AVAILABLE DATA.

================

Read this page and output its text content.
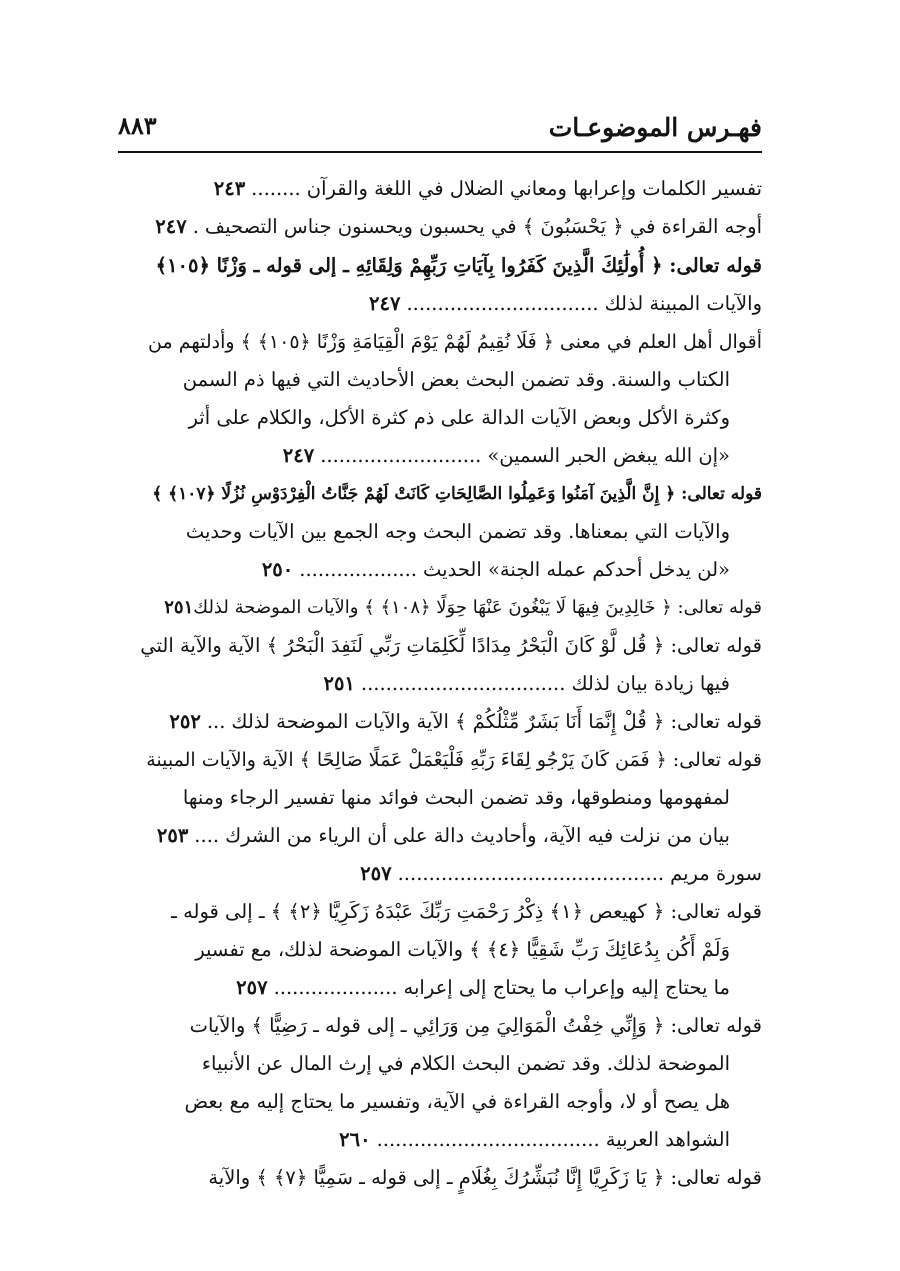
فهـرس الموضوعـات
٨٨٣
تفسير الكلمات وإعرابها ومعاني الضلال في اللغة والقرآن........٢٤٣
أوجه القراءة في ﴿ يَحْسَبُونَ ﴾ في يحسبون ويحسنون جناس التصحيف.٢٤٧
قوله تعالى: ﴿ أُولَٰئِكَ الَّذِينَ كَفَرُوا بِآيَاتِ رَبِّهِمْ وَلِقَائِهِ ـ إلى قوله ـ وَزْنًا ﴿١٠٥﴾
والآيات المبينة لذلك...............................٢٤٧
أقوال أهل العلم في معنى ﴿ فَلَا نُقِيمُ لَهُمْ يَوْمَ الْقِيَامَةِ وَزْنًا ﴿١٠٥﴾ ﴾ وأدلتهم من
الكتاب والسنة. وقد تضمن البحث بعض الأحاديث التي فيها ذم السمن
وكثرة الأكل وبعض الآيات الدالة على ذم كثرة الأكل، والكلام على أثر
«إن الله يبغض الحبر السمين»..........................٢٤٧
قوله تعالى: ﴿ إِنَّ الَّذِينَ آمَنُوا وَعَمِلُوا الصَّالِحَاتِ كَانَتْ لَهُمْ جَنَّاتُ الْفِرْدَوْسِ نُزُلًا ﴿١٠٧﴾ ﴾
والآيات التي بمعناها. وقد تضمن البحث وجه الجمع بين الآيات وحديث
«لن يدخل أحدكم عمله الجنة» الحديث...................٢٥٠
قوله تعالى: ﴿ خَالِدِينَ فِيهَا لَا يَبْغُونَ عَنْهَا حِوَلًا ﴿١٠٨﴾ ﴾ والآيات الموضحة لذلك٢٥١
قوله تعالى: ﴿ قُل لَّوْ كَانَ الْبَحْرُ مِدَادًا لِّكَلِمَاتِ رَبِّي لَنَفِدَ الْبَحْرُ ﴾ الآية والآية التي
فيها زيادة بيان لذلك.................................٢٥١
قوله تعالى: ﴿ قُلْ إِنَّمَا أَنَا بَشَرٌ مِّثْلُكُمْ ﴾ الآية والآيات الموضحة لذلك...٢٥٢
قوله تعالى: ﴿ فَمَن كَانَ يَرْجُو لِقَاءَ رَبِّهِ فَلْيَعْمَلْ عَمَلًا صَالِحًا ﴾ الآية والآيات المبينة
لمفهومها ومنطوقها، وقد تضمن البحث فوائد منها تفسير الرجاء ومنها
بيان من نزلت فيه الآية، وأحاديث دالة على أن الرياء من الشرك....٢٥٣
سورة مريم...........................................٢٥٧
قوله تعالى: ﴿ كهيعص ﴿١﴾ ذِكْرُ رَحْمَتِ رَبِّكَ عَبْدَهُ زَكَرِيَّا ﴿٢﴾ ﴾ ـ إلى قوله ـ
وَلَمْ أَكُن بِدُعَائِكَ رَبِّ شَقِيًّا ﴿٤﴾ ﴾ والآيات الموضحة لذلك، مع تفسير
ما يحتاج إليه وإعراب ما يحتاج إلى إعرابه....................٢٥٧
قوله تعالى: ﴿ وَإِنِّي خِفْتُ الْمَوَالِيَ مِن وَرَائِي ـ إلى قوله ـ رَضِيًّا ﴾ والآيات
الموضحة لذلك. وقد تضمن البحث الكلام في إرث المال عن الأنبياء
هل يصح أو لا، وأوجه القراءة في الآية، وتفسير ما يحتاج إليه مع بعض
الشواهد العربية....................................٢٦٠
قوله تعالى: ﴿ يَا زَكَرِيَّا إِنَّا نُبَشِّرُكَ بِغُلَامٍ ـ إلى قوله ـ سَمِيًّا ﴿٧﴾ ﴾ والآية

================

PROBLEM. From the listing, copy every line where the string "القراءة" appears.

RESULT OF THIS TASK.
أوجه القراءة في ﴿ يَحْسَبُونَ ﴾ في يحسبون ويحسنون جناس التصحيف.٢٤٧
هل يصح أو لا، وأوجه القراءة في الآية، وتفسير ما يحتاج إليه مع بعض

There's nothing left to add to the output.